> Your instructions:
Repeat, line for line, the entries printed below.

--- begin Raw records ---

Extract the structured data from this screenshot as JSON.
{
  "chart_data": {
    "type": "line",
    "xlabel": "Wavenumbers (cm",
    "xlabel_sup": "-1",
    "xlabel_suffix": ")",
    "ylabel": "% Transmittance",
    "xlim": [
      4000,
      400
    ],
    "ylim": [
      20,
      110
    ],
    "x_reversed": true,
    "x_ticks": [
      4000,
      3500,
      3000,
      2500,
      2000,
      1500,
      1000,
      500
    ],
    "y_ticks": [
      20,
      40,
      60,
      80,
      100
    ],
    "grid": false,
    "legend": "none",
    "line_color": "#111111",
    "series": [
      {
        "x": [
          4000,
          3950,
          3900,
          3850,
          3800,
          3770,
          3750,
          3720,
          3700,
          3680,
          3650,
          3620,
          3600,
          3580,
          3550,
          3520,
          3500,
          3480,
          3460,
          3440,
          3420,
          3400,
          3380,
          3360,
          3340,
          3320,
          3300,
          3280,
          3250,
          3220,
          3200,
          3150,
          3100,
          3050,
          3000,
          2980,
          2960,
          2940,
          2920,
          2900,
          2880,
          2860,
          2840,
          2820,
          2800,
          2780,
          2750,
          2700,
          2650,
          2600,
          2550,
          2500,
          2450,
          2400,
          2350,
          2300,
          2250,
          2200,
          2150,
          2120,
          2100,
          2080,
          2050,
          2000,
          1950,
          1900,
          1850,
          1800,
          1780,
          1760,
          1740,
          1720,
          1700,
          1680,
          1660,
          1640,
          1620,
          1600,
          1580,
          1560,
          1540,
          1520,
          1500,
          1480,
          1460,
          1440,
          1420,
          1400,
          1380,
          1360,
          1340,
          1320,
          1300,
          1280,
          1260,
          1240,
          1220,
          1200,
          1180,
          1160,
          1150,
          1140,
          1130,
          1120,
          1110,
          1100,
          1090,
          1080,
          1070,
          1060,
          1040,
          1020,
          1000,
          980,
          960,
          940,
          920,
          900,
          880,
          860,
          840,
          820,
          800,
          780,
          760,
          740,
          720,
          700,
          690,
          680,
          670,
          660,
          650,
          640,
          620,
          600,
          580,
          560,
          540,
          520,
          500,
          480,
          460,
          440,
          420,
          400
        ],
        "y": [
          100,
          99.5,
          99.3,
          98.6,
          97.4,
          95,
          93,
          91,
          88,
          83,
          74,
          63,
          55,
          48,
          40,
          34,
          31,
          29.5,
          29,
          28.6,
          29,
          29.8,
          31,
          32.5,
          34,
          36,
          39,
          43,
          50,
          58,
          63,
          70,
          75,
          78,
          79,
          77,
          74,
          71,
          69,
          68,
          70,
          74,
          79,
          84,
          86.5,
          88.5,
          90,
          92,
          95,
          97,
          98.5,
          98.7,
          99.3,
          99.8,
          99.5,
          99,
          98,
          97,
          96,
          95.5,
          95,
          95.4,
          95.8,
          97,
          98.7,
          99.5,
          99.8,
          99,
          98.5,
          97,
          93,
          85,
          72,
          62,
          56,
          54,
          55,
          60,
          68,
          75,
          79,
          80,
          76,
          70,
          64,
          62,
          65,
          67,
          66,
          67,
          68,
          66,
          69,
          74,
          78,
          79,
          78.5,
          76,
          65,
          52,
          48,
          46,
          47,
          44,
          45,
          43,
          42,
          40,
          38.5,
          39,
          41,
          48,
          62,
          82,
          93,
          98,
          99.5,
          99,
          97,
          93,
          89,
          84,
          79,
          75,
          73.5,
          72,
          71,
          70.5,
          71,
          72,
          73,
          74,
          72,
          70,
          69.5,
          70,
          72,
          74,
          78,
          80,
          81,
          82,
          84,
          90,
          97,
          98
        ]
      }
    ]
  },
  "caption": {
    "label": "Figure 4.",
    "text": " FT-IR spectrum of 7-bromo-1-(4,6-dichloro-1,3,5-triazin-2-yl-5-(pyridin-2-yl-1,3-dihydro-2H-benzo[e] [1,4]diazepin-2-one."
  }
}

--- end Raw records ---

> Complete answer:
Extract the structured data from this screenshot as JSON.
{
  "chart_data": {
    "type": "line",
    "xlabel": "Wavenumbers (cm",
    "xlabel_sup": "-1",
    "xlabel_suffix": ")",
    "ylabel": "% Transmittance",
    "xlim": [
      4000,
      400
    ],
    "ylim": [
      20,
      110
    ],
    "x_reversed": true,
    "x_ticks": [
      4000,
      3500,
      3000,
      2500,
      2000,
      1500,
      1000,
      500
    ],
    "y_ticks": [
      20,
      40,
      60,
      80,
      100
    ],
    "grid": false,
    "legend": "none",
    "line_color": "#111111",
    "series": [
      {
        "x": [
          4000,
          3950,
          3900,
          3850,
          3800,
          3770,
          3750,
          3720,
          3700,
          3680,
          3650,
          3620,
          3600,
          3580,
          3550,
          3520,
          3500,
          3480,
          3460,
          3440,
          3420,
          3400,
          3380,
          3360,
          3340,
          3320,
          3300,
          3280,
          3250,
          3220,
          3200,
          3150,
          3100,
          3050,
          3000,
          2980,
          2960,
          2940,
          2920,
          2900,
          2880,
          2860,
          2840,
          2820,
          2800,
          2780,
          2750,
          2700,
          2650,
          2600,
          2550,
          2500,
          2450,
          2400,
          2350,
          2300,
          2250,
          2200,
          2150,
          2120,
          2100,
          2080,
          2050,
          2000,
          1950,
          1900,
          1850,
          1800,
          1780,
          1760,
          1740,
          1720,
          1700,
          1680,
          1660,
          1640,
          1620,
          1600,
          1580,
          1560,
          1540,
          1520,
          1500,
          1480,
          1460,
          1440,
          1420,
          1400,
          1380,
          1360,
          1340,
          1320,
          1300,
          1280,
          1260,
          1240,
          1220,
          1200,
          1180,
          1160,
          1150,
          1140,
          1130,
          1120,
          1110,
          1100,
          1090,
          1080,
          1070,
          1060,
          1040,
          1020,
          1000,
          980,
          960,
          940,
          920,
          900,
          880,
          860,
          840,
          820,
          800,
          780,
          760,
          740,
          720,
          700,
          690,
          680,
          670,
          660,
          650,
          640,
          620,
          600,
          580,
          560,
          540,
          520,
          500,
          480,
          460,
          440,
          420,
          400
        ],
        "y": [
          100,
          99.5,
          99.3,
          98.6,
          97.4,
          95,
          93,
          91,
          88,
          83,
          74,
          63,
          55,
          48,
          40,
          34,
          31,
          29.5,
          29,
          28.6,
          29,
          29.8,
          31,
          32.5,
          34,
          36,
          39,
          43,
          50,
          58,
          63,
          70,
          75,
          78,
          79,
          77,
          74,
          71,
          69,
          68,
          70,
          74,
          79,
          84,
          86.5,
          88.5,
          90,
          92,
          95,
          97,
          98.5,
          98.7,
          99.3,
          99.8,
          99.5,
          99,
          98,
          97,
          96,
          95.5,
          95,
          95.4,
          95.8,
          97,
          98.7,
          99.5,
          99.8,
          99,
          98.5,
          97,
          93,
          85,
          72,
          62,
          56,
          54,
          55,
          60,
          68,
          75,
          79,
          80,
          76,
          70,
          64,
          62,
          65,
          67,
          66,
          67,
          68,
          66,
          69,
          74,
          78,
          79,
          78.5,
          76,
          65,
          52,
          48,
          46,
          47,
          44,
          45,
          43,
          42,
          40,
          38.5,
          39,
          41,
          48,
          62,
          82,
          93,
          98,
          99.5,
          99,
          97,
          93,
          89,
          84,
          79,
          75,
          73.5,
          72,
          71,
          70.5,
          71,
          72,
          73,
          74,
          72,
          70,
          69.5,
          70,
          72,
          74,
          78,
          80,
          81,
          82,
          84,
          90,
          97,
          98
        ]
      }
    ]
  },
  "caption": {
    "label": "Figure 4.",
    "text": " FT-IR spectrum of 7-bromo-1-(4,6-dichloro-1,3,5-triazin-2-yl-5-(pyridin-2-yl-1,3-dihydro-2H-benzo[e] [1,4]diazepin-2-one."
  }
}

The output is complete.